Given records ▸
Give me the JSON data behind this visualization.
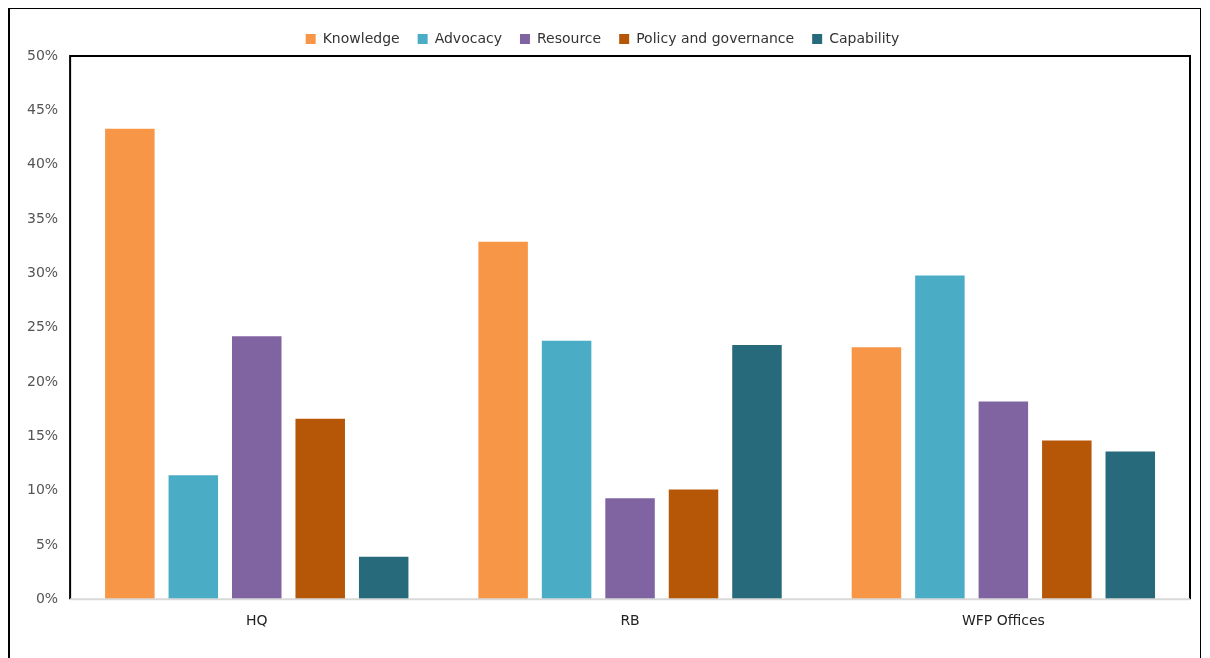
{
  "chart_data": {
    "type": "bar",
    "categories": [
      "HQ",
      "RB",
      "WFP Offices"
    ],
    "series": [
      {
        "name": "Knowledge",
        "color": "#f79646",
        "values": [
          43.3,
          32.9,
          23.2
        ]
      },
      {
        "name": "Advocacy",
        "color": "#4bacc6",
        "values": [
          11.4,
          23.8,
          29.8
        ]
      },
      {
        "name": "Resource",
        "color": "#8064a2",
        "values": [
          24.2,
          9.3,
          18.2
        ]
      },
      {
        "name": "Policy and governance",
        "color": "#b65708",
        "values": [
          16.6,
          10.1,
          14.6
        ]
      },
      {
        "name": "Capability",
        "color": "#276a7c",
        "values": [
          3.9,
          23.4,
          13.6
        ]
      }
    ],
    "ylim": [
      0,
      50
    ],
    "yticks": [
      {
        "value": 0,
        "label": "0%"
      },
      {
        "value": 5,
        "label": "5%"
      },
      {
        "value": 10,
        "label": "10%"
      },
      {
        "value": 15,
        "label": "15%"
      },
      {
        "value": 20,
        "label": "20%"
      },
      {
        "value": 25,
        "label": "25%"
      },
      {
        "value": 30,
        "label": "30%"
      },
      {
        "value": 35,
        "label": "35%"
      },
      {
        "value": 40,
        "label": "40%"
      },
      {
        "value": 45,
        "label": "45%"
      },
      {
        "value": 50,
        "label": "50%"
      }
    ],
    "grid": false,
    "legend": "top"
  }
}
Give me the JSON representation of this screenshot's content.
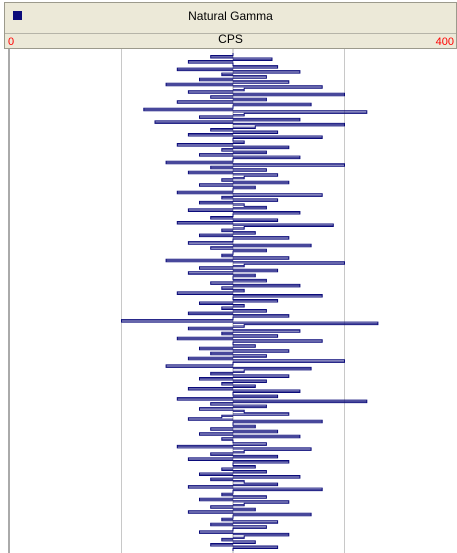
{
  "chart_data": {
    "type": "line",
    "title": "Natural Gamma",
    "unit": "CPS",
    "xlim": [
      0,
      400
    ],
    "x_tick_labels": [
      "0",
      "400"
    ],
    "orientation": "vertical-log",
    "grid": true,
    "grid_x": [
      200
    ],
    "series": [
      {
        "color": "#0b0b7a",
        "x": [
          200,
          180,
          235,
          160,
          200,
          240,
          150,
          260,
          190,
          230,
          170,
          250,
          140,
          280,
          210,
          160,
          300,
          180,
          230,
          150,
          270,
          200,
          120,
          320,
          210,
          170,
          260,
          130,
          300,
          220,
          180,
          240,
          160,
          280,
          200,
          210,
          150,
          250,
          190,
          230,
          170,
          260,
          200,
          140,
          300,
          180,
          230,
          160,
          240,
          210,
          190,
          250,
          170,
          220,
          200,
          150,
          280,
          190,
          240,
          170,
          210,
          230,
          160,
          260,
          200,
          180,
          240,
          150,
          290,
          210,
          190,
          220,
          170,
          250,
          200,
          160,
          270,
          180,
          230,
          200,
          190,
          250,
          140,
          300,
          210,
          170,
          240,
          160,
          220,
          200,
          230,
          180,
          260,
          190,
          210,
          150,
          280,
          200,
          240,
          170,
          210,
          190,
          230,
          160,
          250,
          200,
          100,
          330,
          210,
          160,
          260,
          190,
          240,
          150,
          280,
          200,
          220,
          170,
          250,
          180,
          230,
          160,
          300,
          200,
          140,
          270,
          210,
          180,
          250,
          170,
          230,
          190,
          220,
          160,
          260,
          200,
          240,
          150,
          320,
          180,
          230,
          170,
          210,
          250,
          190,
          160,
          280,
          200,
          220,
          180,
          240,
          170,
          260,
          190,
          200,
          230,
          150,
          270,
          210,
          180,
          240,
          160,
          250,
          200,
          220,
          190,
          230,
          170,
          260,
          180,
          210,
          240,
          160,
          280,
          200,
          190,
          230,
          170,
          250,
          210,
          180,
          220,
          160,
          270,
          200,
          190,
          240,
          180,
          230,
          200,
          170,
          250,
          210,
          190,
          220,
          180,
          240,
          200
        ]
      }
    ]
  }
}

Short problem ▸ The entries above are to be returned exactly, without their pictures.

The answer ▸
Give me the JSON data behind this visualization.
{
  "chart_data": {
    "type": "bar",
    "categories": [
      "HQ",
      "RB",
      "WFP Offices"
    ],
    "series": [
      {
        "name": "Knowledge",
        "color": "#f79646",
        "values": [
          43.3,
          32.9,
          23.2
        ]
      },
      {
        "name": "Advocacy",
        "color": "#4bacc6",
        "values": [
          11.4,
          23.8,
          29.8
        ]
      },
      {
        "name": "Resource",
        "color": "#8064a2",
        "values": [
          24.2,
          9.3,
          18.2
        ]
      },
      {
        "name": "Policy and governance",
        "color": "#b65708",
        "values": [
          16.6,
          10.1,
          14.6
        ]
      },
      {
        "name": "Capability",
        "color": "#276a7c",
        "values": [
          3.9,
          23.4,
          13.6
        ]
      }
    ],
    "ylim": [
      0,
      50
    ],
    "yticks": [
      {
        "value": 0,
        "label": "0%"
      },
      {
        "value": 5,
        "label": "5%"
      },
      {
        "value": 10,
        "label": "10%"
      },
      {
        "value": 15,
        "label": "15%"
      },
      {
        "value": 20,
        "label": "20%"
      },
      {
        "value": 25,
        "label": "25%"
      },
      {
        "value": 30,
        "label": "30%"
      },
      {
        "value": 35,
        "label": "35%"
      },
      {
        "value": 40,
        "label": "40%"
      },
      {
        "value": 45,
        "label": "45%"
      },
      {
        "value": 50,
        "label": "50%"
      }
    ],
    "grid": false,
    "legend": "top"
  }
}
Give me the JSON representation of this screenshot's content.
{
  "chart_data": {
    "type": "line",
    "title": "Natural Gamma",
    "unit": "CPS",
    "xlim": [
      0,
      400
    ],
    "x_tick_labels": [
      "0",
      "400"
    ],
    "orientation": "vertical-log",
    "grid": true,
    "grid_x": [
      200
    ],
    "series": [
      {
        "color": "#0b0b7a",
        "x": [
          200,
          180,
          235,
          160,
          200,
          240,
          150,
          260,
          190,
          230,
          170,
          250,
          140,
          280,
          210,
          160,
          300,
          180,
          230,
          150,
          270,
          200,
          120,
          320,
          210,
          170,
          260,
          130,
          300,
          220,
          180,
          240,
          160,
          280,
          200,
          210,
          150,
          250,
          190,
          230,
          170,
          260,
          200,
          140,
          300,
          180,
          230,
          160,
          240,
          210,
          190,
          250,
          170,
          220,
          200,
          150,
          280,
          190,
          240,
          170,
          210,
          230,
          160,
          260,
          200,
          180,
          240,
          150,
          290,
          210,
          190,
          220,
          170,
          250,
          200,
          160,
          270,
          180,
          230,
          200,
          190,
          250,
          140,
          300,
          210,
          170,
          240,
          160,
          220,
          200,
          230,
          180,
          260,
          190,
          210,
          150,
          280,
          200,
          240,
          170,
          210,
          190,
          230,
          160,
          250,
          200,
          100,
          330,
          210,
          160,
          260,
          190,
          240,
          150,
          280,
          200,
          220,
          170,
          250,
          180,
          230,
          160,
          300,
          200,
          140,
          270,
          210,
          180,
          250,
          170,
          230,
          190,
          220,
          160,
          260,
          200,
          240,
          150,
          320,
          180,
          230,
          170,
          210,
          250,
          190,
          160,
          280,
          200,
          220,
          180,
          240,
          170,
          260,
          190,
          200,
          230,
          150,
          270,
          210,
          180,
          240,
          160,
          250,
          200,
          220,
          190,
          230,
          170,
          260,
          180,
          210,
          240,
          160,
          280,
          200,
          190,
          230,
          170,
          250,
          210,
          180,
          220,
          160,
          270,
          200,
          190,
          240,
          180,
          230,
          200,
          170,
          250,
          210,
          190,
          220,
          180,
          240,
          200
        ]
      }
    ]
  }
}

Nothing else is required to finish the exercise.